INFORMATION SUPPLIED ::
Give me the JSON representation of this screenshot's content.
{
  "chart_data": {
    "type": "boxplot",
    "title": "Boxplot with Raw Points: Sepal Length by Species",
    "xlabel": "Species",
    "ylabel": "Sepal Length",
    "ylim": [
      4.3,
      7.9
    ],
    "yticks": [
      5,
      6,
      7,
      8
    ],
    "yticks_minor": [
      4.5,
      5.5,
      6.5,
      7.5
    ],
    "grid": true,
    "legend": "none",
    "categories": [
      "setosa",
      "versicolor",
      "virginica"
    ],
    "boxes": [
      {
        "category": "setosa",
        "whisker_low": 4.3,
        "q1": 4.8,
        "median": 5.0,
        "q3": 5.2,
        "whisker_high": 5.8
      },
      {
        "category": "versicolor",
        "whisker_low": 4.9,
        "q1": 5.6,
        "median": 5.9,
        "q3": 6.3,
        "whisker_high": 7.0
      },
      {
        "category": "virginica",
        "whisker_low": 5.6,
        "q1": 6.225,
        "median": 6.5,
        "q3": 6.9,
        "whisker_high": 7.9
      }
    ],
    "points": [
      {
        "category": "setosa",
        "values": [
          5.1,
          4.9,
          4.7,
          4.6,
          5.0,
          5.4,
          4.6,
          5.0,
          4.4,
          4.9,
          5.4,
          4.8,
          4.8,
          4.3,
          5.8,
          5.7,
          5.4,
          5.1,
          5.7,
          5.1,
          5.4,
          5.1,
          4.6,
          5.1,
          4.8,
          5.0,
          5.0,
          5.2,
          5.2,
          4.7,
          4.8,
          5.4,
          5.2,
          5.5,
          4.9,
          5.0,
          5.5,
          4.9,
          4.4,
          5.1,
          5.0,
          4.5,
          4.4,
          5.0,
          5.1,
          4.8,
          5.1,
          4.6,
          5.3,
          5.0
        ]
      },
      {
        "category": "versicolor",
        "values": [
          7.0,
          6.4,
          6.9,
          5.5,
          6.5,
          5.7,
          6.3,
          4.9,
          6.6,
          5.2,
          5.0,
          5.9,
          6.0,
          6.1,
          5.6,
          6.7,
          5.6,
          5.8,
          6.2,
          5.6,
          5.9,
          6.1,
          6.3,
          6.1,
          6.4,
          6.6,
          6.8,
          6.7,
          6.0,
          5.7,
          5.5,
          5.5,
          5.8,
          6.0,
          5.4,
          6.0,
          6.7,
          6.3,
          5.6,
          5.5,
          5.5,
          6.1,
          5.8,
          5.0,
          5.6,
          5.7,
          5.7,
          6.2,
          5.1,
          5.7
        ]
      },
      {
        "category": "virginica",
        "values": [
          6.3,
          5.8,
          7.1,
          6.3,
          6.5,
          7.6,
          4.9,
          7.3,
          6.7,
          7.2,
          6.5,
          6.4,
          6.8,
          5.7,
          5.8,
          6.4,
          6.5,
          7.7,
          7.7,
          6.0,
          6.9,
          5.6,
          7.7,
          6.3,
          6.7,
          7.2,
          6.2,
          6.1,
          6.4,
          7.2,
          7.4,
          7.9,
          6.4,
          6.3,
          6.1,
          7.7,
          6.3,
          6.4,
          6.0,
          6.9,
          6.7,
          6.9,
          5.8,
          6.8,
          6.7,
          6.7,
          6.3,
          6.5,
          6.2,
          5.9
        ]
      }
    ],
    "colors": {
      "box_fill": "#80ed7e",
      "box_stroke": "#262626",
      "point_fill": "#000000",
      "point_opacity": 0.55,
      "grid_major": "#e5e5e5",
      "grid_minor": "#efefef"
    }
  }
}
==
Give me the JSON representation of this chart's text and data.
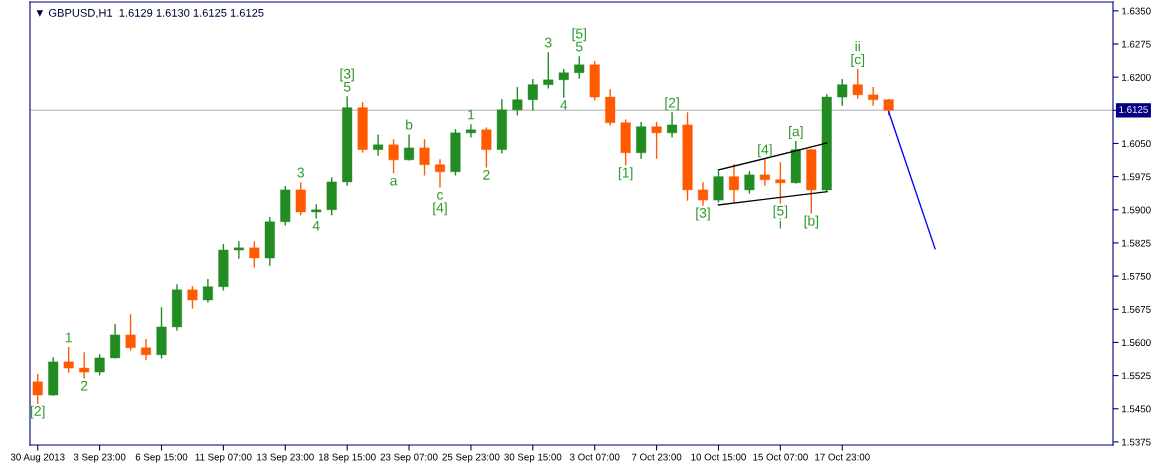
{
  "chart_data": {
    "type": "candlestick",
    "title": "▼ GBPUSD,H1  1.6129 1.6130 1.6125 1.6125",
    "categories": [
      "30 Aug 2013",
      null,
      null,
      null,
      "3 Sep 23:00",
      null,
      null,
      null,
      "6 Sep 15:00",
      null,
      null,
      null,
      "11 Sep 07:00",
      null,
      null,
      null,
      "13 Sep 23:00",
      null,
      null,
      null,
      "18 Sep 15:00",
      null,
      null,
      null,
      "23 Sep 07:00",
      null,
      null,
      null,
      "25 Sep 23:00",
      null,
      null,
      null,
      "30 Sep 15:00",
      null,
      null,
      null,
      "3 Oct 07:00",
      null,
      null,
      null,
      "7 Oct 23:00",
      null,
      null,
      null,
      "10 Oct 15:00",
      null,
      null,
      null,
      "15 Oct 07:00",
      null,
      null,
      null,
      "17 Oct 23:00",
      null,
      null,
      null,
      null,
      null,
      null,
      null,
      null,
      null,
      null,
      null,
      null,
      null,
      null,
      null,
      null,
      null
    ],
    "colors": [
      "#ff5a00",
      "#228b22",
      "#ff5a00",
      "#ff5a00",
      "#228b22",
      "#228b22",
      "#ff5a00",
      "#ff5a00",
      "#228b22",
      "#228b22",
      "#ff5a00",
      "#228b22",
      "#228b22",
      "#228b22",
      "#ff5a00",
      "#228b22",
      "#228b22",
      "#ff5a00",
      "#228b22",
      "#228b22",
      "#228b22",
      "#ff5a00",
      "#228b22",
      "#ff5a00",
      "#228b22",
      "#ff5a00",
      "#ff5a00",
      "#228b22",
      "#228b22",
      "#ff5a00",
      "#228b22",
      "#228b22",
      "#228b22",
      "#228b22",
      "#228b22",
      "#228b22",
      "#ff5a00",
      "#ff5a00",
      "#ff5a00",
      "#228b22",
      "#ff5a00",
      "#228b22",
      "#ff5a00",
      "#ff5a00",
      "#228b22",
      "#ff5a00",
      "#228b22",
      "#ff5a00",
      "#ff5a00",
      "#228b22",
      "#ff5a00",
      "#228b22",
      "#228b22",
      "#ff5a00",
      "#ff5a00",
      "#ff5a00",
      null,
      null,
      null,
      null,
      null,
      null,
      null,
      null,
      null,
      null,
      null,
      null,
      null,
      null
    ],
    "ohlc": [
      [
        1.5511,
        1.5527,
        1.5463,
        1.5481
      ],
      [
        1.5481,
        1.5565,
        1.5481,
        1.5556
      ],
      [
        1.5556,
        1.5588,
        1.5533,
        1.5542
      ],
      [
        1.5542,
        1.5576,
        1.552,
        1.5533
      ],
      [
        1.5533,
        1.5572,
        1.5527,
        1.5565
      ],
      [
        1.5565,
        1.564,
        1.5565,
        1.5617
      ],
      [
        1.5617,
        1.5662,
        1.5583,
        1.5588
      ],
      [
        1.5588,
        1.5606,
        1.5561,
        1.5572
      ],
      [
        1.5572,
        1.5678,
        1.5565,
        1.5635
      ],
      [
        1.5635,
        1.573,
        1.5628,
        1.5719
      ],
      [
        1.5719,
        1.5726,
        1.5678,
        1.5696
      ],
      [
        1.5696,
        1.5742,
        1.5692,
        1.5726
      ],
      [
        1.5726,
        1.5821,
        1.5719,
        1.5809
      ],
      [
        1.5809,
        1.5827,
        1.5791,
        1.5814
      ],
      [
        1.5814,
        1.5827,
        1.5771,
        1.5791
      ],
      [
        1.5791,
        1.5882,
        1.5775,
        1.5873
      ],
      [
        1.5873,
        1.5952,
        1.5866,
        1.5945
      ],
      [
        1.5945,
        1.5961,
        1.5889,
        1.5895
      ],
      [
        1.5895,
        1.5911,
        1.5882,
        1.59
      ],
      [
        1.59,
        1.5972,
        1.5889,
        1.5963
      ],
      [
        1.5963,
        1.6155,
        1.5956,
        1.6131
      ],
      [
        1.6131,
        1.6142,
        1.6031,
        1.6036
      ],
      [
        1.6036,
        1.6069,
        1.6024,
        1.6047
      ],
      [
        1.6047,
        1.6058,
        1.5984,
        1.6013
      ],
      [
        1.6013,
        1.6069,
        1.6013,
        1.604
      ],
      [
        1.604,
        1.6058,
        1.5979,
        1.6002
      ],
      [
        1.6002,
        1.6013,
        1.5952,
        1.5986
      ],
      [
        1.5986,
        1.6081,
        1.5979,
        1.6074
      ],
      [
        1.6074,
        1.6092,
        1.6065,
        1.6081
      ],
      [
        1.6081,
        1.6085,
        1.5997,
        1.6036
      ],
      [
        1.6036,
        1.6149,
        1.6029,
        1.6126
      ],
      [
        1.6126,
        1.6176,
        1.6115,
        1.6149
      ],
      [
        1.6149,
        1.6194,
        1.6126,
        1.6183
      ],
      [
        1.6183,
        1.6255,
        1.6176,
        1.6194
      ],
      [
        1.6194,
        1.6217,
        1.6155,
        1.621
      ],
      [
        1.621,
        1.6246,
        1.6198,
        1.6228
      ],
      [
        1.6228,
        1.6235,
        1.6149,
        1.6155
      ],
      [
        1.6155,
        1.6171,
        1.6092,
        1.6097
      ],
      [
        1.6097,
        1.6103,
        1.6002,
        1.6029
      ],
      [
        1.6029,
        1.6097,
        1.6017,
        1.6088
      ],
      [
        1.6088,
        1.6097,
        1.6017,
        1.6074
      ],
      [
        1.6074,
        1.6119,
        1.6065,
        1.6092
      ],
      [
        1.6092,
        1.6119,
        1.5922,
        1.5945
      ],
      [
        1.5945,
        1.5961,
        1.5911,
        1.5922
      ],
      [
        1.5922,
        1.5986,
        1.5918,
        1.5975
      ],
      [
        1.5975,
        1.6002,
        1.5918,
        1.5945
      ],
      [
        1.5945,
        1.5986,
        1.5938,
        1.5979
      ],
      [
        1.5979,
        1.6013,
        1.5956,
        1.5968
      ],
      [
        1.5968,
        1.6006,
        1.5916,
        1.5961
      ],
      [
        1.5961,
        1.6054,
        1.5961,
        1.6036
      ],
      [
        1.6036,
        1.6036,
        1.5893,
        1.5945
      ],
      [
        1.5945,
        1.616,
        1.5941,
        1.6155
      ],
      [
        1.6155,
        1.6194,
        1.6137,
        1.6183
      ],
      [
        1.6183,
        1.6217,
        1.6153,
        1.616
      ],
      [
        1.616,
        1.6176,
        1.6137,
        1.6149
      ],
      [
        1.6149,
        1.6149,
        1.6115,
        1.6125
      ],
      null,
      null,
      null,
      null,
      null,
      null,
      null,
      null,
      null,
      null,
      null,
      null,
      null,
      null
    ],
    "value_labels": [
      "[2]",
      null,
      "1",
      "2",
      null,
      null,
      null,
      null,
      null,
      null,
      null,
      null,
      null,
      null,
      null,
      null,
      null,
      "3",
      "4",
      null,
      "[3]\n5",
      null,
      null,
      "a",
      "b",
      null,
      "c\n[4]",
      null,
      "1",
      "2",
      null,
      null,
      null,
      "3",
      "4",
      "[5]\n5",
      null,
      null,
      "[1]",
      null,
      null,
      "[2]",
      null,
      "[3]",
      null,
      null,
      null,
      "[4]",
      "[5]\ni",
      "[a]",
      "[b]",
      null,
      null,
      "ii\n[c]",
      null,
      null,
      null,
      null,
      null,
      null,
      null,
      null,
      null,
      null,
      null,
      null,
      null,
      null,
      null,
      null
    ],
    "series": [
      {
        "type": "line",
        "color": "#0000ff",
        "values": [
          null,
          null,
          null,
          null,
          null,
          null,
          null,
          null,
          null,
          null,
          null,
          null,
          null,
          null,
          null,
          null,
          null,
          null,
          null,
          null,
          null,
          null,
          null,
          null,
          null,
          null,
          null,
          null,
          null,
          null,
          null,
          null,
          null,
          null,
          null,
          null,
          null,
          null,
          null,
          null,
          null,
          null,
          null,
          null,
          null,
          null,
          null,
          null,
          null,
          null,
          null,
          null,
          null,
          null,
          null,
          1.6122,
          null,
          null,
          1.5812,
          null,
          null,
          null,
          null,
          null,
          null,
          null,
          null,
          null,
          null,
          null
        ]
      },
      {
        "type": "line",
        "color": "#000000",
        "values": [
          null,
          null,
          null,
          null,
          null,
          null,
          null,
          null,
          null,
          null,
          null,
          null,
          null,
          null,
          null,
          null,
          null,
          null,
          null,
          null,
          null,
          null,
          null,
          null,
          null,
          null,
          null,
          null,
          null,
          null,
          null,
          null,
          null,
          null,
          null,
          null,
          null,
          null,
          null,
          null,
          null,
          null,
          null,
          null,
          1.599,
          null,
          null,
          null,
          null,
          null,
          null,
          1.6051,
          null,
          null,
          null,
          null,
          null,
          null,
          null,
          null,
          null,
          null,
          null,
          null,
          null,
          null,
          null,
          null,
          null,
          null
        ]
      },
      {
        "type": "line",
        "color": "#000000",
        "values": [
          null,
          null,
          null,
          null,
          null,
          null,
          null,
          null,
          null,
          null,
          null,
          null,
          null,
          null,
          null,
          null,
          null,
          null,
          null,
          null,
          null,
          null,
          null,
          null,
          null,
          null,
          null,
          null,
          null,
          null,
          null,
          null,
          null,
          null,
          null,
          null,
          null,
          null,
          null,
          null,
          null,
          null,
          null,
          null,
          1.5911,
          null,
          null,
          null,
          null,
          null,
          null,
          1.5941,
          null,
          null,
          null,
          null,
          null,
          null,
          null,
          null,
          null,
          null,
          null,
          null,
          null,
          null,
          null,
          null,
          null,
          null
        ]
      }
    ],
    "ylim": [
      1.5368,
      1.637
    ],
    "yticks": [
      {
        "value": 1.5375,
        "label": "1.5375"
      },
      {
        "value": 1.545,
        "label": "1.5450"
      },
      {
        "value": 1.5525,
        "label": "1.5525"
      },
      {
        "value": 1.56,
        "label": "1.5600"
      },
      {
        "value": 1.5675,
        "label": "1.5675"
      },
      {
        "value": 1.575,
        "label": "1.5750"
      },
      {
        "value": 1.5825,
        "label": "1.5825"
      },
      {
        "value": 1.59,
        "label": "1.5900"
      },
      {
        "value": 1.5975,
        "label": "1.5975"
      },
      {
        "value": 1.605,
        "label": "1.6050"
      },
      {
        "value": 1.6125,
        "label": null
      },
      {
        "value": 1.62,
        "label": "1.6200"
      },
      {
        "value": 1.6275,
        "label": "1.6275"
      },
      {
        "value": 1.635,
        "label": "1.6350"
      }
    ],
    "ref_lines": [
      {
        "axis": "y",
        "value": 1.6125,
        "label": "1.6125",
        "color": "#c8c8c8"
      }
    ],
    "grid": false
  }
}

WHAT YOU NEED TO DO :: Pull every line containing the word "Length" out of the material.

TASK ANSWER ::
    "title": "Boxplot with Raw Points: Sepal Length by Species",
    "ylabel": "Sepal Length",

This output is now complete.